» **Aim of the exercise**:
Every line holding the string "text" should be gathered.

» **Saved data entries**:

★ ★ ★

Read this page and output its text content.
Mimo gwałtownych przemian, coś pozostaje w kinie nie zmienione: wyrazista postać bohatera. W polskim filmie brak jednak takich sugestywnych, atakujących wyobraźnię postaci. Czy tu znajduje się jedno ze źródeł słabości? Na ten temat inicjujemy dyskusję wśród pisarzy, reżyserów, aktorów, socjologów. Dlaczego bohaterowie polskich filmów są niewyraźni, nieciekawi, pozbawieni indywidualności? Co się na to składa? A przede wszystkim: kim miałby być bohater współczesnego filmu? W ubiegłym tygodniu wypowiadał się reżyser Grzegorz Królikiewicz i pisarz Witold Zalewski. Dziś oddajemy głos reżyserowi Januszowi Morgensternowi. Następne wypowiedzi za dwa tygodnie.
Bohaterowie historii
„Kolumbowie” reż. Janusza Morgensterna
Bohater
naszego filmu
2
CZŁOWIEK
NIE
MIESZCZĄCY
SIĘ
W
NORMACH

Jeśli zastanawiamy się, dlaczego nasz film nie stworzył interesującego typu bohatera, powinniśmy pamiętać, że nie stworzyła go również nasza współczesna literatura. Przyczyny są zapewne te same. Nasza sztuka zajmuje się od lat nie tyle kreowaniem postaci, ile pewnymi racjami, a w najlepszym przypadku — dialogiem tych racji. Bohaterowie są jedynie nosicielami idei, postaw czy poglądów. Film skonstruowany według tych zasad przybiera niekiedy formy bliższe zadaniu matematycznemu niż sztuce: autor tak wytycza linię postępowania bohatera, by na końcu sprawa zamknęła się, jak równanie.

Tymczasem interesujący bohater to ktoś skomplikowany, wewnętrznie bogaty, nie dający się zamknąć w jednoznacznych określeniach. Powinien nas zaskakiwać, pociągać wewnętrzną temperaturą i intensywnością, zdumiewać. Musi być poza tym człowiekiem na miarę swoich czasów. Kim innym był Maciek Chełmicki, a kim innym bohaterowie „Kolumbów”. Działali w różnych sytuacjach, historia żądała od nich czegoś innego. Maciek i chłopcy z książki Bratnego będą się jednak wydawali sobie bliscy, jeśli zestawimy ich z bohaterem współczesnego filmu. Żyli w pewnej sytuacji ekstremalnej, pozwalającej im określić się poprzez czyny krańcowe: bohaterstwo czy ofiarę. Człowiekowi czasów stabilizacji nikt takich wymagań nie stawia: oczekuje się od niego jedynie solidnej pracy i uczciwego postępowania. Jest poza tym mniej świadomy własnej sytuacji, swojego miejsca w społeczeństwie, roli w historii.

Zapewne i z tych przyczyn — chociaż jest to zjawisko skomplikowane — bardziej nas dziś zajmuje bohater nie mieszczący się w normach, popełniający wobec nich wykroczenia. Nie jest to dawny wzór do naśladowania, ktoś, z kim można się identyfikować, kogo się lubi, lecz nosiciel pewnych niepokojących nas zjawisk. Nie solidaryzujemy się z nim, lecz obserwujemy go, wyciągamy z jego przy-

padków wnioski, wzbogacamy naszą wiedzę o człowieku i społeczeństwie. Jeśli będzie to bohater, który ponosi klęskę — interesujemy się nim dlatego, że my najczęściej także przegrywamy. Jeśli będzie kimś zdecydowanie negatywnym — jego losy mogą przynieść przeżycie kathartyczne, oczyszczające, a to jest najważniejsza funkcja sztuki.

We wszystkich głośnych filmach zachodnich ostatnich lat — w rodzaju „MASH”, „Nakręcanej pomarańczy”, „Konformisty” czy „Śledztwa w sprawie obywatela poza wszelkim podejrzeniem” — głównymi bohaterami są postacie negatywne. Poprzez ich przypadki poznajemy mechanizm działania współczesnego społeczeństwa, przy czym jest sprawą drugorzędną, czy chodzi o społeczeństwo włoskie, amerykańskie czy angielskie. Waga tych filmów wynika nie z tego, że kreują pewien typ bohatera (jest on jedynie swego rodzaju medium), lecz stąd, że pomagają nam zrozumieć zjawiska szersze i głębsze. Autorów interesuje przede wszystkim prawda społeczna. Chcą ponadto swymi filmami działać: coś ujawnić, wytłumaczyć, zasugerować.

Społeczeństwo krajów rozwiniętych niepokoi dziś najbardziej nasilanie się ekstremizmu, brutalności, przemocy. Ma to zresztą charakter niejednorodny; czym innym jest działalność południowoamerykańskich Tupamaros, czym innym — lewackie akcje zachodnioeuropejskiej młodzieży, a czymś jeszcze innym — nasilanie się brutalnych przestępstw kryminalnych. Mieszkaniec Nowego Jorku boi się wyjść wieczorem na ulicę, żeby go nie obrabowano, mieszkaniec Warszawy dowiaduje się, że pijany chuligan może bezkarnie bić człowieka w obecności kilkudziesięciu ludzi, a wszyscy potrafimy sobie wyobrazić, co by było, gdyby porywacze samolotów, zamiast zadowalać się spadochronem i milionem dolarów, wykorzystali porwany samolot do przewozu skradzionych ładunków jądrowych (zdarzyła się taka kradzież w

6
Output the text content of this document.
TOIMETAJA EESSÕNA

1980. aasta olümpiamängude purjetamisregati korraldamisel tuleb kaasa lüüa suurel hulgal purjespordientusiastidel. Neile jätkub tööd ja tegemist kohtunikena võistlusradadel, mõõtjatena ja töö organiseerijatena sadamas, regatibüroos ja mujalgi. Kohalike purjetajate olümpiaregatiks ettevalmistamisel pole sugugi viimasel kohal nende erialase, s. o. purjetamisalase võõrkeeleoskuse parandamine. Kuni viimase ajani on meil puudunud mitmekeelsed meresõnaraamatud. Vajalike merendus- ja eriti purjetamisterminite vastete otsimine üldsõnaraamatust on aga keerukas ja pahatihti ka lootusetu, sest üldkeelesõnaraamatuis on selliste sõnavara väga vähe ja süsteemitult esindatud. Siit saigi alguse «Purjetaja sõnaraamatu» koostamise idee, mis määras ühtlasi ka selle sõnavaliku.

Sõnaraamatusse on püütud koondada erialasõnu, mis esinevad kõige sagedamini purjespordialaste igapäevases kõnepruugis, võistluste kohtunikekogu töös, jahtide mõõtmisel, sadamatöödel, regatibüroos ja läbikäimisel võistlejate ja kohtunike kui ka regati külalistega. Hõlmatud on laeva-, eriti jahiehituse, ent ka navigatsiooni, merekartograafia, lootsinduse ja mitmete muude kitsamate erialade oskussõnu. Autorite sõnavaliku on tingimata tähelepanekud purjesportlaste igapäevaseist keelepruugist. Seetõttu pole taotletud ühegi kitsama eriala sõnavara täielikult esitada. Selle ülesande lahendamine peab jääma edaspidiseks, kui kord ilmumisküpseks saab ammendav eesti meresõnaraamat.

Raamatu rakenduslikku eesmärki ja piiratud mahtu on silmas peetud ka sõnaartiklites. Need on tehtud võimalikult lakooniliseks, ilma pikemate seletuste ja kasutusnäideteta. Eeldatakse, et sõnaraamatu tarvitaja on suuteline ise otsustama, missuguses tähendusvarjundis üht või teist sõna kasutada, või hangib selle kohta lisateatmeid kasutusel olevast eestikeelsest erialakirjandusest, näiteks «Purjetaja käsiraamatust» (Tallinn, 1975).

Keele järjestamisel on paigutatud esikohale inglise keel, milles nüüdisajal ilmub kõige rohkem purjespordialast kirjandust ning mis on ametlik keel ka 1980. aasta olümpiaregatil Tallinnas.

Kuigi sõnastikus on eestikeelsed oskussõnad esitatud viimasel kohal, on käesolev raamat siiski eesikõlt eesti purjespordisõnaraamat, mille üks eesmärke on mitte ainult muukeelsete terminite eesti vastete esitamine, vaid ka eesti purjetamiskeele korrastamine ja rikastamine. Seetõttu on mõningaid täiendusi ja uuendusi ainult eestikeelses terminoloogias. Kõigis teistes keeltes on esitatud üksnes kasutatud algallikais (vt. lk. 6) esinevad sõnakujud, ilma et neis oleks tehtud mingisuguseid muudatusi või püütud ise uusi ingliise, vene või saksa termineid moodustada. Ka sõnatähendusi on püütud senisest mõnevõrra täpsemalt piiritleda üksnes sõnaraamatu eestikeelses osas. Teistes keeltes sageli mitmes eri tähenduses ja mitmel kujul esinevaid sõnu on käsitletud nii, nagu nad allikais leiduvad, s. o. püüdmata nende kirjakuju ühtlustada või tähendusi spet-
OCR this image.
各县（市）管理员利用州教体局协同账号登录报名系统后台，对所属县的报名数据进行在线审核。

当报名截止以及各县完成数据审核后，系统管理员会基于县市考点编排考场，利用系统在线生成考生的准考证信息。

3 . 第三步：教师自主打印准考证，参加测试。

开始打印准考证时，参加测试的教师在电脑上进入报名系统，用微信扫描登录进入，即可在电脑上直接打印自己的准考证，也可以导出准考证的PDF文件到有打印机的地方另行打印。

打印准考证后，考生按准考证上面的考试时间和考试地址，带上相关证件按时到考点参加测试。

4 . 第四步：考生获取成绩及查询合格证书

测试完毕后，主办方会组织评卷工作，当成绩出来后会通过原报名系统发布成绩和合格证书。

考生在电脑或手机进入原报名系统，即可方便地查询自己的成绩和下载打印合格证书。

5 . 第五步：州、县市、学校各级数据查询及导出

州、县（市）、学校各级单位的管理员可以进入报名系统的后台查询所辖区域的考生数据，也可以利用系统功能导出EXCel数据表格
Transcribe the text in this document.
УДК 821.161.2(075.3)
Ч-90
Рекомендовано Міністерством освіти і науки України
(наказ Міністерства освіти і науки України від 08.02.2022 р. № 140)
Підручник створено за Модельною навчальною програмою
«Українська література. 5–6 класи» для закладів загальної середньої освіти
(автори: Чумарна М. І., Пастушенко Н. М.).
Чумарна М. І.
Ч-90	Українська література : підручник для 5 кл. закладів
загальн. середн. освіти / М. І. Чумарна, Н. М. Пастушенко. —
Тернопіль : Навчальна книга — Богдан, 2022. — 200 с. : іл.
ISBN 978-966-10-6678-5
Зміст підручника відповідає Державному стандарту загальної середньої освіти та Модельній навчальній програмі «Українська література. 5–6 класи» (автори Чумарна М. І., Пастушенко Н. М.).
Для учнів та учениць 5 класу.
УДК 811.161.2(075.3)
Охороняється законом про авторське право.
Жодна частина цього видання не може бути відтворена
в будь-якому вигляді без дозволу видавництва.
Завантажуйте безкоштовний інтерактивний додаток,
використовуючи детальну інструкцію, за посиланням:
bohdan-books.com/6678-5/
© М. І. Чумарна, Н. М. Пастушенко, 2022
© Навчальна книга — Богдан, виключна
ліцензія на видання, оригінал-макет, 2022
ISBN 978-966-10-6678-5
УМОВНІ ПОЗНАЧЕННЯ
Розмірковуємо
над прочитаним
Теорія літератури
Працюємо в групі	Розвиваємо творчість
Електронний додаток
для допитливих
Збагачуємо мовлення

★ ★ ★

» **Answer to this task**:
Read this page and output its text content.
Output the text content of this document.
Transcribe the text in this document.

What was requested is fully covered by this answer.